[CANNES 2019] «Une fille facile» de Rebecca Zlotowski?

Le Chaos enquête avant l’annonce de la sélection de Cannes 2019 et se demande si Rebecca a ses chances sur la Croisette.

PAR GAUTIER ROOS / PHOTO: JULIAN TORRES (LES FILMS VELVET)

Vous avez aimé Call me by your Name et Mektoub My Love : Canto Uno ? Vous aimerez (peut-être) le nouveau Rebecca Zlotowski, tourné en loucedé sur la Côte d’Azur l’été dernier, qui voit la jeune Naïma, 16 ans, profiter des vacances d’été pour cogiter et donner un sens à sa très prochaine vie d’adulte. Déboule soudain sa cousine Sofia, 22 ans, « un corps sculptural et un mode de vie fascinant » avec qui elle s’embarque pour des « rencontres inoubliables », et un été plus caliente encore que la saison 2 d’Opération Séduction.…

Le titre très breillatien laisse espérer une petite dose de fesses toujours bienvenue ici à Cannes entre deux engueulades dans une cuisine roumaine, et notre male gaze peu fier de lui doit vous avouer qu’il attend ce film non sans impatience. Le projet a surtout fait parler de lui puisque ladite cousine est interprétée par Zahia Dehar, qui s’attaque donc à une seconde carrière alors que Frank Ribéry est lui en train de raccrocher les claquettes. Dans le rôle principal, Mina Farid, dont on sait à l’heure actuelle peu de choses, et qui pourrait bien devenir l’une de ces révélations cannoises qui se voit ravir le César du meilleur espoir par une actrice confirmée (c’est toujours comme ça que ça se passe).
**********
Consigne A — Les affirmations (i), (ii) et (iii) s'accordent-elles avec l'article sur le film de Rebecca Zlotowski ? Répondez à chacune par oui ou par non en citant fidèlement les mots décisifs de l'article. (i) Le film a été tourné sur la Côte d'Azur. (ii) Naïma a 22 ans. (iii) Le rôle de la cousine Sofia est tenu par Mina Farid.
Consigne B — Recopiez à l'identique le passage de l'article sur le film de Rebecca Zlotowski qui s'ouvre sur les mots contenant « Le Chaos enquête » et se ferme sur « (LES FILMS VELVET) ».
Consigne C — Poursuivez l'article sur le film de Rebecca Zlotowski à partir de sa dernière phrase.

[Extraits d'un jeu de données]
**********
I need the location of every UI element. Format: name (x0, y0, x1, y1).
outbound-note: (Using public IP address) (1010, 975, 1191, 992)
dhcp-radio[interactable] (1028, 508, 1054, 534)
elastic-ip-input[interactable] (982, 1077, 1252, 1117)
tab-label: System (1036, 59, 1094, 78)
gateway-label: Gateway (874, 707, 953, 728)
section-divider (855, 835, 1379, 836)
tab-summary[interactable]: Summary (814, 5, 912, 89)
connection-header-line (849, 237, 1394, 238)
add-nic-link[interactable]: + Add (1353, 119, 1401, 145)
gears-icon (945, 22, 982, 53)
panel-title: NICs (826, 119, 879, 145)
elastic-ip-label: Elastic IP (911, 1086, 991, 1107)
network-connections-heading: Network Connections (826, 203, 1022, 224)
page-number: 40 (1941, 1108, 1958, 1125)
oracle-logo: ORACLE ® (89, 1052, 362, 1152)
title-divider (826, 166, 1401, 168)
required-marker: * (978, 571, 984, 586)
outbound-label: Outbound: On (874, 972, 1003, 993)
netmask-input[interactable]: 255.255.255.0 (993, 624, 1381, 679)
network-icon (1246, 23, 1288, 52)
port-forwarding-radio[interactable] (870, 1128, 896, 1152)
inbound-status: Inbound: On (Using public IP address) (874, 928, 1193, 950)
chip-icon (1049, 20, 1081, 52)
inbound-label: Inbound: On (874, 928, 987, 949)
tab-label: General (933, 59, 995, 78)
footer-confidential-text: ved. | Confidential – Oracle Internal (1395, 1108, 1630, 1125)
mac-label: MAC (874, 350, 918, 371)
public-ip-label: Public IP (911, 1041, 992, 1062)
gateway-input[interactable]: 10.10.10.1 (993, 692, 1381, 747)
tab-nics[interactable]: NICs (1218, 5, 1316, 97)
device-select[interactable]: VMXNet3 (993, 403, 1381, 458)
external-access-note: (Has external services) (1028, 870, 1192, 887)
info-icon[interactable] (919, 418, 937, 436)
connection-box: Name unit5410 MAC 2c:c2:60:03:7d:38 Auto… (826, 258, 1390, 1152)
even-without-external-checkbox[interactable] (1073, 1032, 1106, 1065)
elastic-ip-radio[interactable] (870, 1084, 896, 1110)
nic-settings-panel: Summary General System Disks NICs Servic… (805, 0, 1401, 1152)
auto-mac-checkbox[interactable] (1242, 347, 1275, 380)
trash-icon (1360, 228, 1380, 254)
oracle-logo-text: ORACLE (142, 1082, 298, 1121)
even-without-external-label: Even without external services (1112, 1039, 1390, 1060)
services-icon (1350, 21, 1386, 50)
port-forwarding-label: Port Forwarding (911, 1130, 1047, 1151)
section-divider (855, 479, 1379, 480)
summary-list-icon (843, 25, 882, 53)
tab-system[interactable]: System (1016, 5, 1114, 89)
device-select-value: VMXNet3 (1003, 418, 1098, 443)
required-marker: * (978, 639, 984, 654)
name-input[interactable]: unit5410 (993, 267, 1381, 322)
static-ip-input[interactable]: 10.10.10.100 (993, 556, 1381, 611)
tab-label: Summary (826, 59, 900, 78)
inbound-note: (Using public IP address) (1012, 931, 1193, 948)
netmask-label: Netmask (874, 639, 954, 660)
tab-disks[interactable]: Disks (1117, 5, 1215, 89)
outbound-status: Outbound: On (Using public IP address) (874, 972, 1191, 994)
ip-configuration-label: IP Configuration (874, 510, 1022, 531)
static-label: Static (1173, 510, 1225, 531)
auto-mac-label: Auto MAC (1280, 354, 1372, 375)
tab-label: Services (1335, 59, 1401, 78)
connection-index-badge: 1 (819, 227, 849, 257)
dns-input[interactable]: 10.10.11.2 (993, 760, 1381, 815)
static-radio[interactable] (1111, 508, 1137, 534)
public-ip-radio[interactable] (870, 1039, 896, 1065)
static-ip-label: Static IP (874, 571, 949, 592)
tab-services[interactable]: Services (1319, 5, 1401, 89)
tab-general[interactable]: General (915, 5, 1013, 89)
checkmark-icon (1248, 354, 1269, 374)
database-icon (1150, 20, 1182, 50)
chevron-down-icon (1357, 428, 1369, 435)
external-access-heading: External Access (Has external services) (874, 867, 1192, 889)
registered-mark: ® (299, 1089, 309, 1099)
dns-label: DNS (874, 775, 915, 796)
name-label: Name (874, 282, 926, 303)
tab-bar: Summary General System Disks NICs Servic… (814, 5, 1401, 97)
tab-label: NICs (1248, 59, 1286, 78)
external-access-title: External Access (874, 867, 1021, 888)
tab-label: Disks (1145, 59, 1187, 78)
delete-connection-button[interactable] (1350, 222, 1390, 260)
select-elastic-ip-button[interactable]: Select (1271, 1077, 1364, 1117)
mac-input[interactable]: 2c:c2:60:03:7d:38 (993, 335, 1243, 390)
**********
Réponse rédigée A —
(i) Oui : « tourné en loucedé sur la Côte d’Azur l’été dernier ».
(ii) Non : « la jeune Naïma, 16 ans ».
(iii) Non : « ladite cousine est interprétée par Zahia Dehar ».

Réponse rédigée B —
Le Chaos enquête avant l’annonce de la sélection de Cannes 2019 et se demande si Rebecca a ses chances sur la Croisette.

PAR GAUTIER ROOS / PHOTO: JULIAN TORRES (LES FILMS VELVET)

Réponse rédigée C —
Pourquoi ça sent bon : On vous a déjà dit que le contingent français de cette année sera fortement féminin, et Rebecca Zlotowski, née à la Semaine de la critique avec Belle Epine en 2010, a des bonnes chances de rallier l’Officielle. Avec ou sans Léa Seydoux.

Pourquoi ça pourrait coincer : Une “playful, intimate and intense coming of age story” selon Wild Bunch: comme c’est un peu le cas d’un film sur trois à l’heure où on se parle, on parie que Maraval & Co auront travaillé leur argumentaire de vente d’ici mai.